» **Your goal**
Go through the data below and gather each line containing "title".

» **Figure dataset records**
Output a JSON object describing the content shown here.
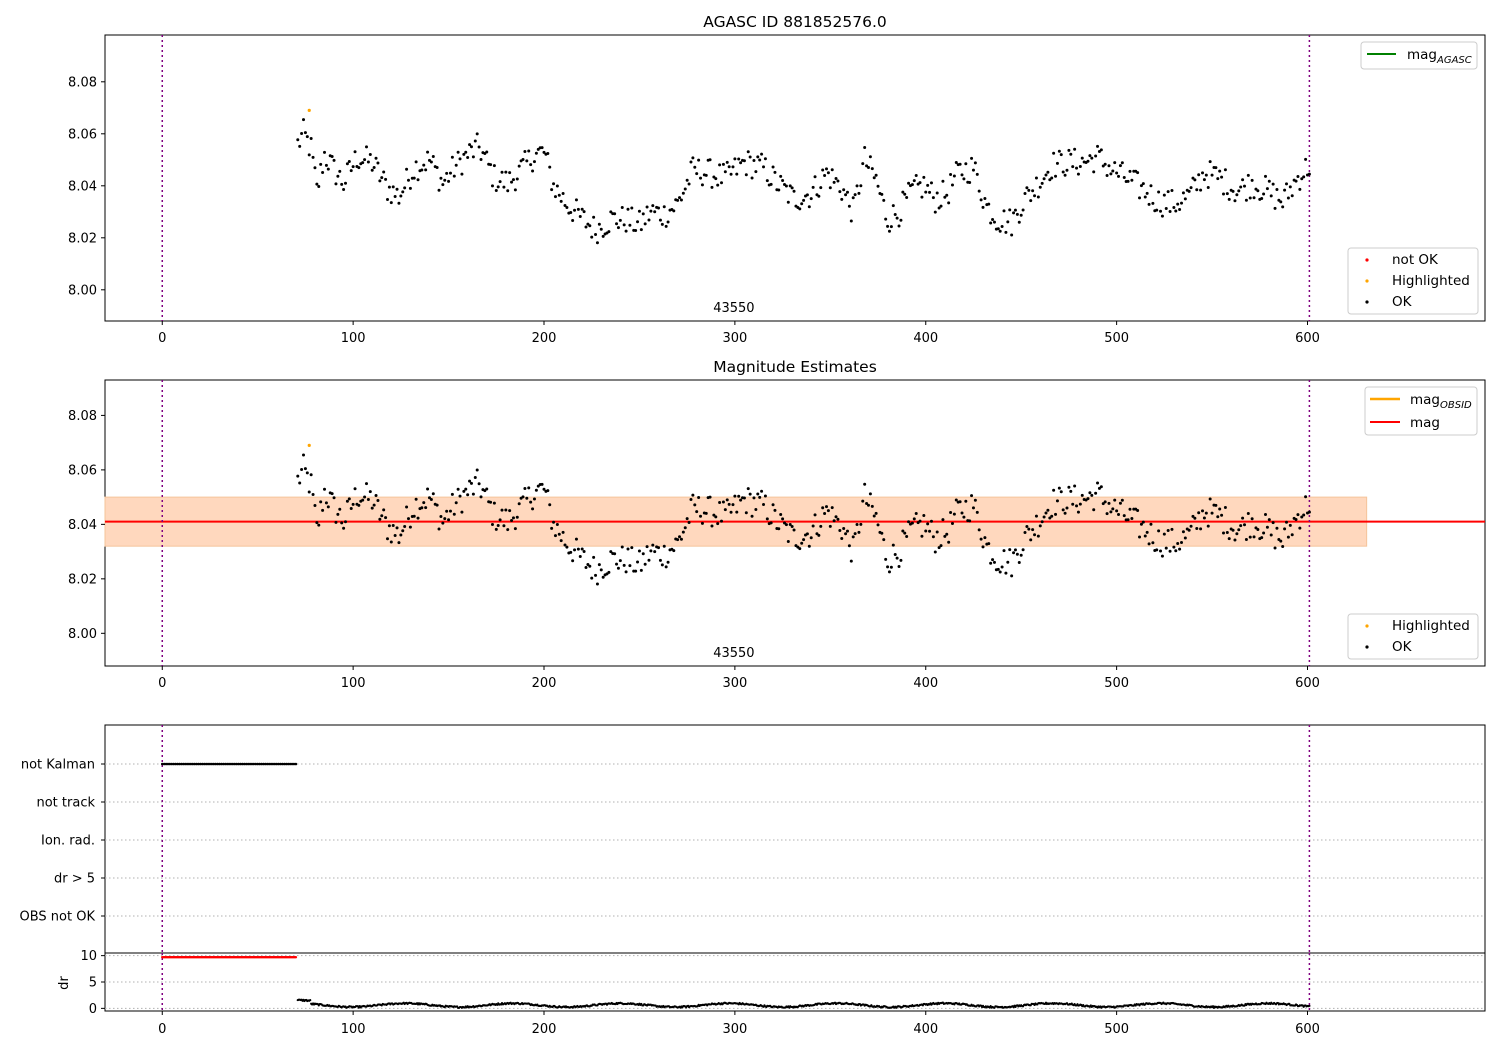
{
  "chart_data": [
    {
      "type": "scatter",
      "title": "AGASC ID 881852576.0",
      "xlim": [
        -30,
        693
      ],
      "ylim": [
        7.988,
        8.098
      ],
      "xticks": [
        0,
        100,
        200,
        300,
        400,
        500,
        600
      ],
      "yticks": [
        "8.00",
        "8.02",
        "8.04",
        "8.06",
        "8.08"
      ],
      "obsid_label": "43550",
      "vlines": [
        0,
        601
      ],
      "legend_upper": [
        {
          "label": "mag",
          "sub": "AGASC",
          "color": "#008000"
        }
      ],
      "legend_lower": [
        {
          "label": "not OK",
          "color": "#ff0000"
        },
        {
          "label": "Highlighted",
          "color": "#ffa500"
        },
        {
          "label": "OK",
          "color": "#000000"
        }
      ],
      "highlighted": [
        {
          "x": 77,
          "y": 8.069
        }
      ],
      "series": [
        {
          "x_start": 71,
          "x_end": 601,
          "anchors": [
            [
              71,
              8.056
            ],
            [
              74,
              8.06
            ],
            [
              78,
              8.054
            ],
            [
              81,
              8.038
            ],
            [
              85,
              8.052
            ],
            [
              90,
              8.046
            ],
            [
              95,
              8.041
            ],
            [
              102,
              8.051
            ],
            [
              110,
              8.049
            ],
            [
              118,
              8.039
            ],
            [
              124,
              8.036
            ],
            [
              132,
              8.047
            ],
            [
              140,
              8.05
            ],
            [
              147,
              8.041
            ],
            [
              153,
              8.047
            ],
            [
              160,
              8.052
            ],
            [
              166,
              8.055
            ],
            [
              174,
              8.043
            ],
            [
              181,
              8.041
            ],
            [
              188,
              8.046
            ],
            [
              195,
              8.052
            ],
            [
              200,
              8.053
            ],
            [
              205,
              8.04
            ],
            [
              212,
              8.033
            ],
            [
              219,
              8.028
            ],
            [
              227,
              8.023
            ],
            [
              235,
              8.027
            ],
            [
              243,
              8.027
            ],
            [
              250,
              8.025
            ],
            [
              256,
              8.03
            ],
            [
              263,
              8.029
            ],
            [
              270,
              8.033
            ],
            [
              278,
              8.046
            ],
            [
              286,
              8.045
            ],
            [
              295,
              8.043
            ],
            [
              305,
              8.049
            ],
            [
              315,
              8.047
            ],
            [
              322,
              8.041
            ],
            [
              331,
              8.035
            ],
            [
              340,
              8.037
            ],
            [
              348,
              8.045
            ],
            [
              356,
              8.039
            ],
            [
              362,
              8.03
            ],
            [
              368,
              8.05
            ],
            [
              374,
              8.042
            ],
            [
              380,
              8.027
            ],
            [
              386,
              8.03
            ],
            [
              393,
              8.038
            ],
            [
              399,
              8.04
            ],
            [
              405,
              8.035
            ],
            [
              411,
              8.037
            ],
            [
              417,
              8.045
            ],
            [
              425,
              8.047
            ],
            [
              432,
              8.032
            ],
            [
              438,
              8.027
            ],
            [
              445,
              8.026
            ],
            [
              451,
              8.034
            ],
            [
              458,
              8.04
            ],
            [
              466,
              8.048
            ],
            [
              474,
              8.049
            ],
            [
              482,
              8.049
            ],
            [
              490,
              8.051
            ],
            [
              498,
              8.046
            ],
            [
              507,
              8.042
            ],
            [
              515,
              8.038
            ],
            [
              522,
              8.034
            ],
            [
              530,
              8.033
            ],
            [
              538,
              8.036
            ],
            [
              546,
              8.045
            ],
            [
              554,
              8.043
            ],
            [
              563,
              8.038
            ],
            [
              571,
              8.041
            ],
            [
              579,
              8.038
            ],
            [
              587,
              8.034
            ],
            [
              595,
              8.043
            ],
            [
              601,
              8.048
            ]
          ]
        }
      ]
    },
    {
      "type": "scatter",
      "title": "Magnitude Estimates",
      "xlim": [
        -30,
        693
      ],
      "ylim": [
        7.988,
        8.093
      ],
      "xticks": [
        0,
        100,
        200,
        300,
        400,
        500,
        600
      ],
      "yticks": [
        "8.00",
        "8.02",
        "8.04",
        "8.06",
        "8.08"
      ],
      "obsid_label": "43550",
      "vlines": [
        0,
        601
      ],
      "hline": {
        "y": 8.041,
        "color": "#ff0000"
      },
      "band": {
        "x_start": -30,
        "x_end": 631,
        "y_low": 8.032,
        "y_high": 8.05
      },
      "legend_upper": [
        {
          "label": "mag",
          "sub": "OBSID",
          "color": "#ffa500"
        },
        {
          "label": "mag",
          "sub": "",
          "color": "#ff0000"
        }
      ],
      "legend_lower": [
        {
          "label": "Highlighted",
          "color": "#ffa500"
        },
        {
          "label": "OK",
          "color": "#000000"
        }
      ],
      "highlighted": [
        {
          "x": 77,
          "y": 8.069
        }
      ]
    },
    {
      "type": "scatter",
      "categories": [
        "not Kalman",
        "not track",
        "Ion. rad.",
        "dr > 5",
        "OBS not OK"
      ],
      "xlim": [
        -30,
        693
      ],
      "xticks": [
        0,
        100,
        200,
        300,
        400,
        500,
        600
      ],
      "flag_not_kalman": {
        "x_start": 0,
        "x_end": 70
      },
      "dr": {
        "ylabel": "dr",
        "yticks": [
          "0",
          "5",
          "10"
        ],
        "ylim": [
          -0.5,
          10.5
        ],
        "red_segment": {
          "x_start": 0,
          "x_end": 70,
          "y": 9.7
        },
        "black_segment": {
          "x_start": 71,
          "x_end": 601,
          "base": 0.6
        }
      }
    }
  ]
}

---

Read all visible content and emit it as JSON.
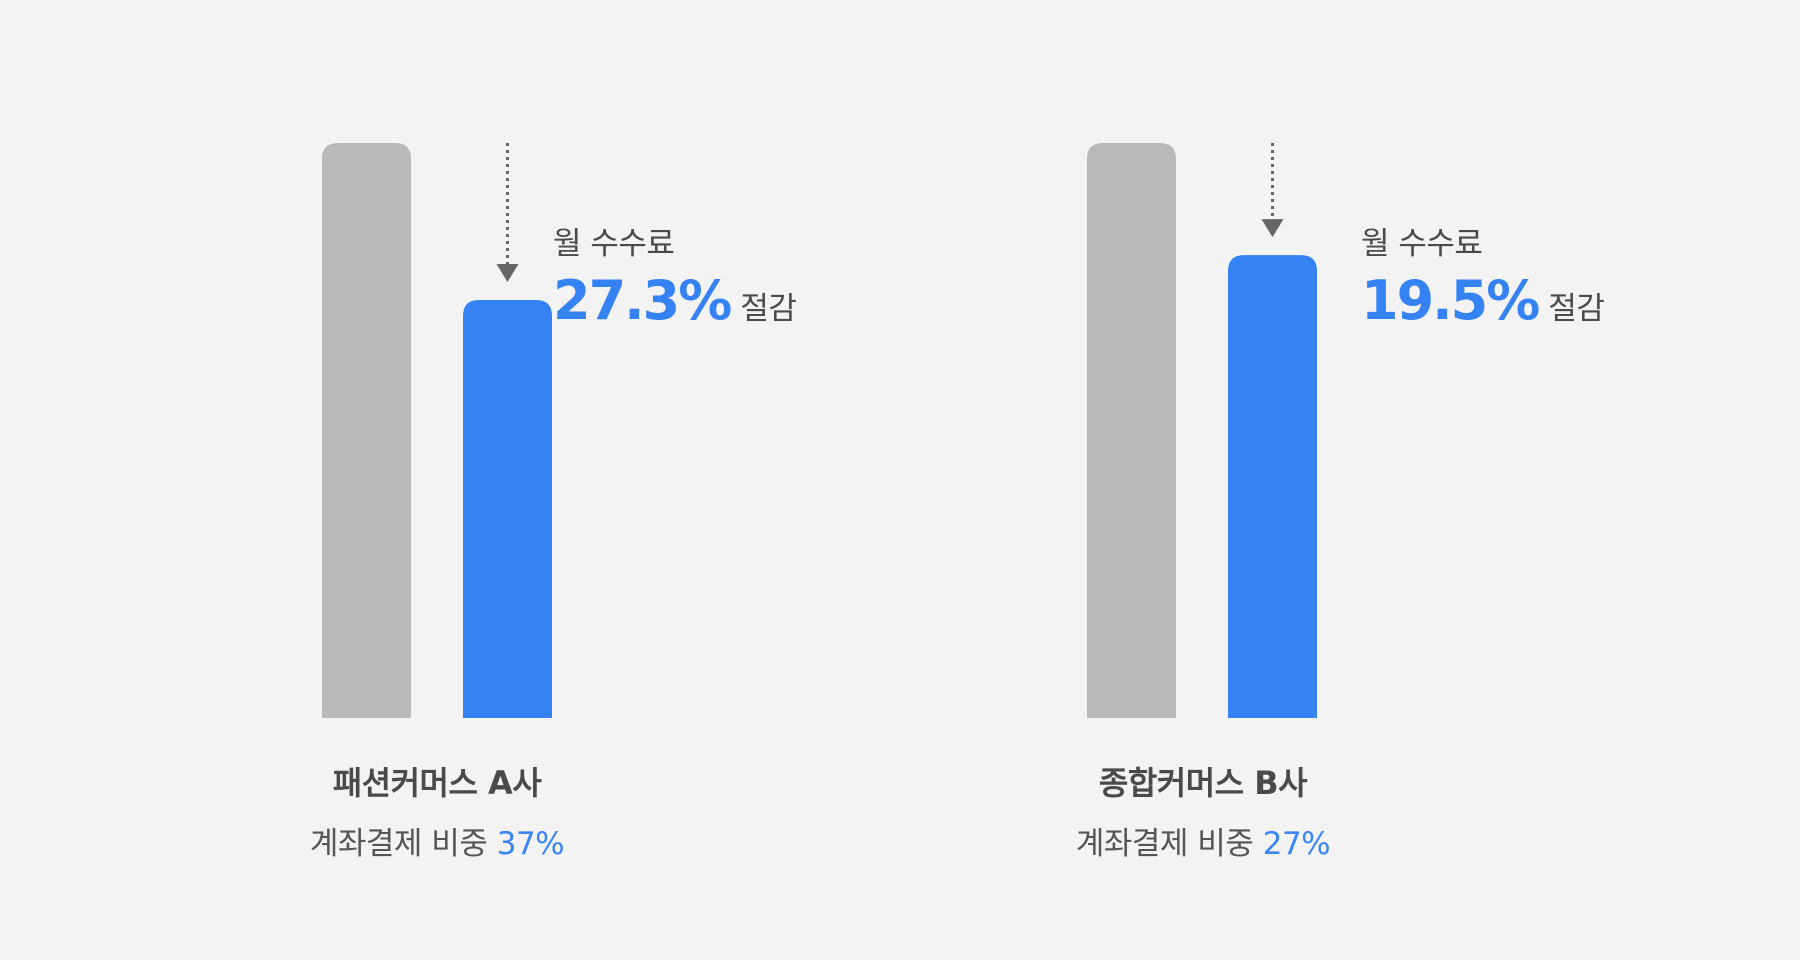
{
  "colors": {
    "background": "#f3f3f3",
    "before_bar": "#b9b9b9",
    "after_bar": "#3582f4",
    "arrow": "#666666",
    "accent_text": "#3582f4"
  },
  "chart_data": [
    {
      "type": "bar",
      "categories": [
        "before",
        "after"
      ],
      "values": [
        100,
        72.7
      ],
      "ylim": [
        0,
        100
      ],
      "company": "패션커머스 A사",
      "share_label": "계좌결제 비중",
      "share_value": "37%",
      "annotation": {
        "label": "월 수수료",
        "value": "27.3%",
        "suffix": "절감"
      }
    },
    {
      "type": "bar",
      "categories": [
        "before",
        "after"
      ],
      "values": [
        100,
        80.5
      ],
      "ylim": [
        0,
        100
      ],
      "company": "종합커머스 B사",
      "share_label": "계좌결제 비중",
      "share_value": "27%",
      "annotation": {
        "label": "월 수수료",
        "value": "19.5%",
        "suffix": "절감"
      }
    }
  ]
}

==

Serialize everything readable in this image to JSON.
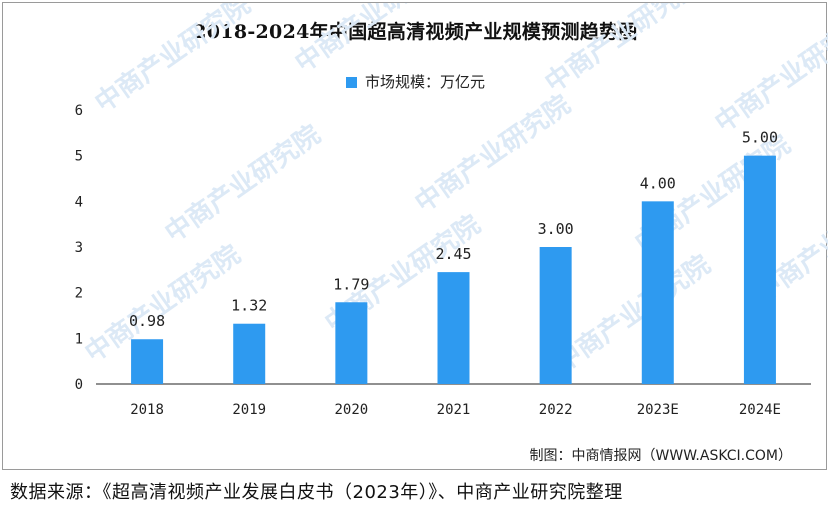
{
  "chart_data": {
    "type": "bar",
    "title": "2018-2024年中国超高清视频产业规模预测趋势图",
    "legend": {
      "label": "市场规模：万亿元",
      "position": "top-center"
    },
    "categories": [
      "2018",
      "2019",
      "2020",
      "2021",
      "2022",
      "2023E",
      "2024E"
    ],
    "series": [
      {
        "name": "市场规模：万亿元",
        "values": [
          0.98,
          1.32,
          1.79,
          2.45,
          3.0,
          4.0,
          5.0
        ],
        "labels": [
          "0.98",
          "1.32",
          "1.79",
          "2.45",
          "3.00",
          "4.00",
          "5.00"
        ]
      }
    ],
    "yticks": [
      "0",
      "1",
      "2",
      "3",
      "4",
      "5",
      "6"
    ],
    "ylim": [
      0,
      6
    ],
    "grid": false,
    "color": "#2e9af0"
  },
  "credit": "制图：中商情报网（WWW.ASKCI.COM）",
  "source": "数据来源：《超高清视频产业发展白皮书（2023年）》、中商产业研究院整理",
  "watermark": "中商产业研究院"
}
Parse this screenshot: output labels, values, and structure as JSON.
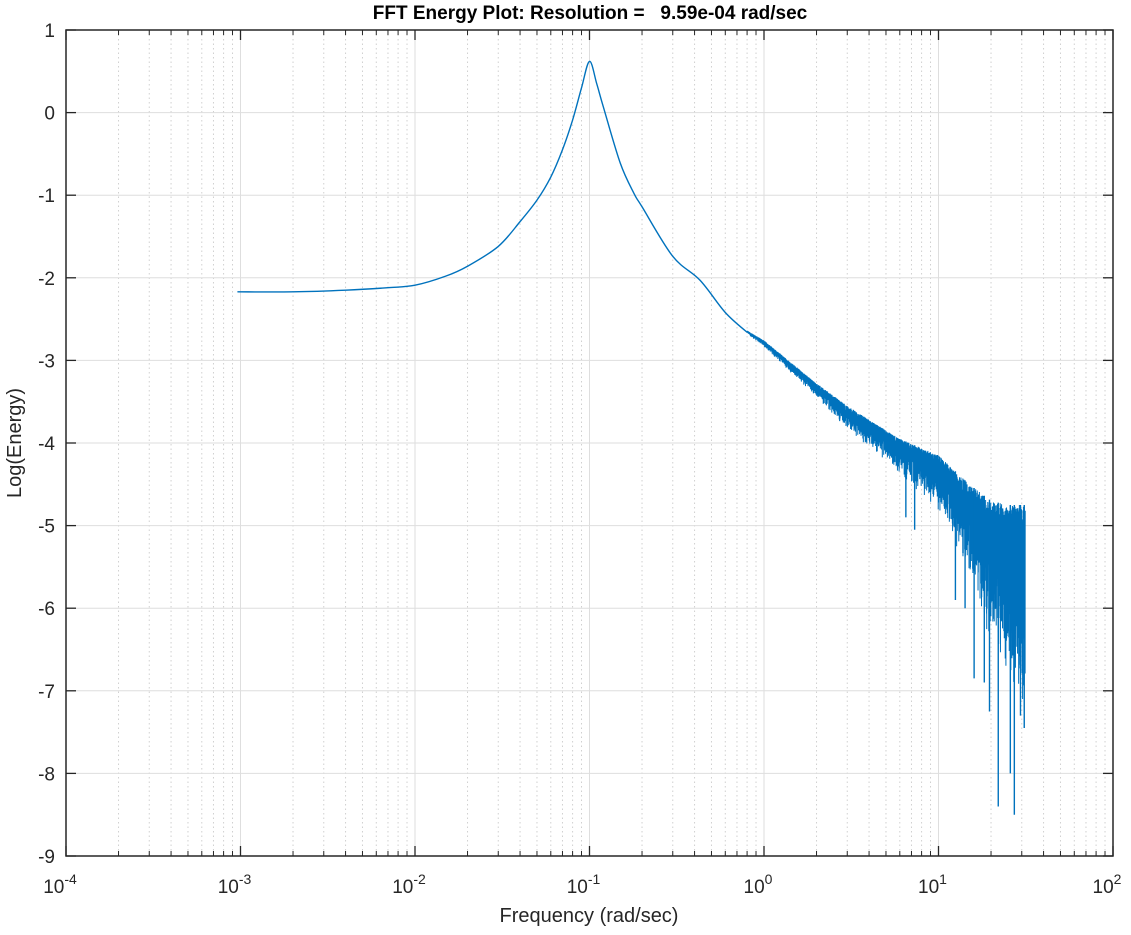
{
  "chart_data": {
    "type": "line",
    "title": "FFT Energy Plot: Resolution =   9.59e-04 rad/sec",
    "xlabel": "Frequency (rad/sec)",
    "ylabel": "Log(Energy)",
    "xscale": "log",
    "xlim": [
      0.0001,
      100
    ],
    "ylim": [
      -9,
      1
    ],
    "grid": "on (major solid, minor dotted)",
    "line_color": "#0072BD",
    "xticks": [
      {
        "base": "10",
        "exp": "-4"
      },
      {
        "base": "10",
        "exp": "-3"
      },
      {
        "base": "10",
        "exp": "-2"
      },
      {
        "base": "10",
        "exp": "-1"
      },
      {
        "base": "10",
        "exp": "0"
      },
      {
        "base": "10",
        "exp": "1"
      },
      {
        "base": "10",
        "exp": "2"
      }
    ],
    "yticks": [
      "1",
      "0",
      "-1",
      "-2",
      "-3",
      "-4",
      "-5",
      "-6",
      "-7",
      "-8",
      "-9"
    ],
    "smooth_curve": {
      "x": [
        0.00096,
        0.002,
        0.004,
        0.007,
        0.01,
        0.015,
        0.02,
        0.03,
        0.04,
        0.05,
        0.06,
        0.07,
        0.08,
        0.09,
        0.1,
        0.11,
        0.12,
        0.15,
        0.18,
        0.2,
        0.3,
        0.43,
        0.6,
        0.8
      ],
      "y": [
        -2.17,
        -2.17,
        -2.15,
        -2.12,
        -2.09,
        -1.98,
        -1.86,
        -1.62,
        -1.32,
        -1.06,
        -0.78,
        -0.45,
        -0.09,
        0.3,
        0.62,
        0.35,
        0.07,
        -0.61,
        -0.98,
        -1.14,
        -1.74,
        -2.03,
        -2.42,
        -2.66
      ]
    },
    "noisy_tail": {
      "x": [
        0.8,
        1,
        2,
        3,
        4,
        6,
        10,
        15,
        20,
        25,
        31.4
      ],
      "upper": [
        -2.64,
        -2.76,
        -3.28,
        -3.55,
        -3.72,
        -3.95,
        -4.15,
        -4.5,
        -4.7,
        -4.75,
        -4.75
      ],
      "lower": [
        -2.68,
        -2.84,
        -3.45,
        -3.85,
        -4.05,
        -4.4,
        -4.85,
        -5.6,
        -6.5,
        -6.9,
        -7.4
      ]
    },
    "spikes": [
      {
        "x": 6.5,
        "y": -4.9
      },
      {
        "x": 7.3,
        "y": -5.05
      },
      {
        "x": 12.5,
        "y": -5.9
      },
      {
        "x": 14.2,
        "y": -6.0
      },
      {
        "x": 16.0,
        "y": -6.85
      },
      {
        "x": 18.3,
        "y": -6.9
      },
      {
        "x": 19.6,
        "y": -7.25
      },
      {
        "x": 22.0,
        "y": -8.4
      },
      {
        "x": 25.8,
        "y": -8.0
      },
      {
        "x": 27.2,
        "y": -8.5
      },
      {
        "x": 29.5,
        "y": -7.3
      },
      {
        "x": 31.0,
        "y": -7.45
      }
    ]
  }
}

» **Output of the exercise**
      "title": "AGASC ID 881852576.0",
      "title": "Magnitude Estimates",
    "title": "2018-2024年中国超高清视频产业规模预测趋势图",
    "title": "FFT Energy Plot: Resolution =   9.59e-04 rad/sec",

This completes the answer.